**What you have to do**
Without including the pictures, copy out every line below.

Start of Stored records

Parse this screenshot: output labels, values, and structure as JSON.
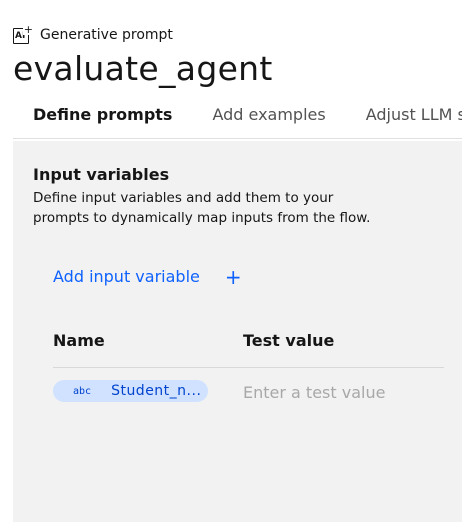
{
  "header": {
    "icon_label": "AI",
    "type_label": "Generative prompt",
    "title": "evaluate_agent"
  },
  "tabs": [
    {
      "label": "Define prompts",
      "active": true
    },
    {
      "label": "Add examples",
      "active": false
    },
    {
      "label": "Adjust LLM settings",
      "active": false
    }
  ],
  "input_variables": {
    "title": "Input variables",
    "description": "Define input variables and add them to your prompts to dynamically map inputs from the flow.",
    "add_label": "Add input variable",
    "add_icon": "+",
    "columns": {
      "name": "Name",
      "test_value": "Test value"
    },
    "rows": [
      {
        "type_icon": "abc",
        "name": "Student_n...",
        "test_placeholder": "Enter a test value"
      }
    ]
  },
  "colors": {
    "accent": "#0f62fe",
    "tag_bg": "#d0e2ff",
    "tag_text": "#0043ce",
    "panel_bg": "#f2f2f2"
  }
}
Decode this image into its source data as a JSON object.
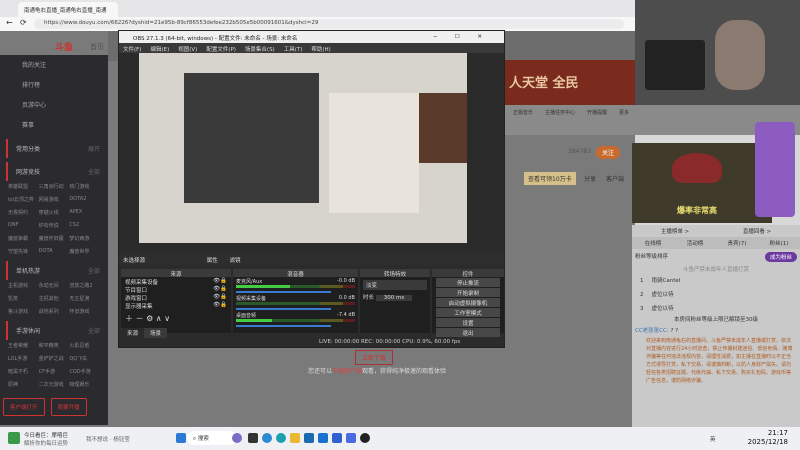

End of Stored records

**The response**
Parse this screenshot: output labels, values, and structure as JSON.
{
  "header": {
    "icon_label": "AI",
    "type_label": "Generative prompt",
    "title": "evaluate_agent"
  },
  "tabs": [
    {
      "label": "Define prompts",
      "active": true
    },
    {
      "label": "Add examples",
      "active": false
    },
    {
      "label": "Adjust LLM settings",
      "active": false
    }
  ],
  "input_variables": {
    "title": "Input variables",
    "description": "Define input variables and add them to your prompts to dynamically map inputs from the flow.",
    "add_label": "Add input variable",
    "add_icon": "+",
    "columns": {
      "name": "Name",
      "test_value": "Test value"
    },
    "rows": [
      {
        "type_icon": "abc",
        "name": "Student_n...",
        "test_placeholder": "Enter a test value"
      }
    ]
  },
  "colors": {
    "accent": "#0f62fe",
    "tag_bg": "#d0e2ff",
    "tag_text": "#0043ce",
    "panel_bg": "#f2f2f2"
  }
}
Decode this image into its source data as a JSON object.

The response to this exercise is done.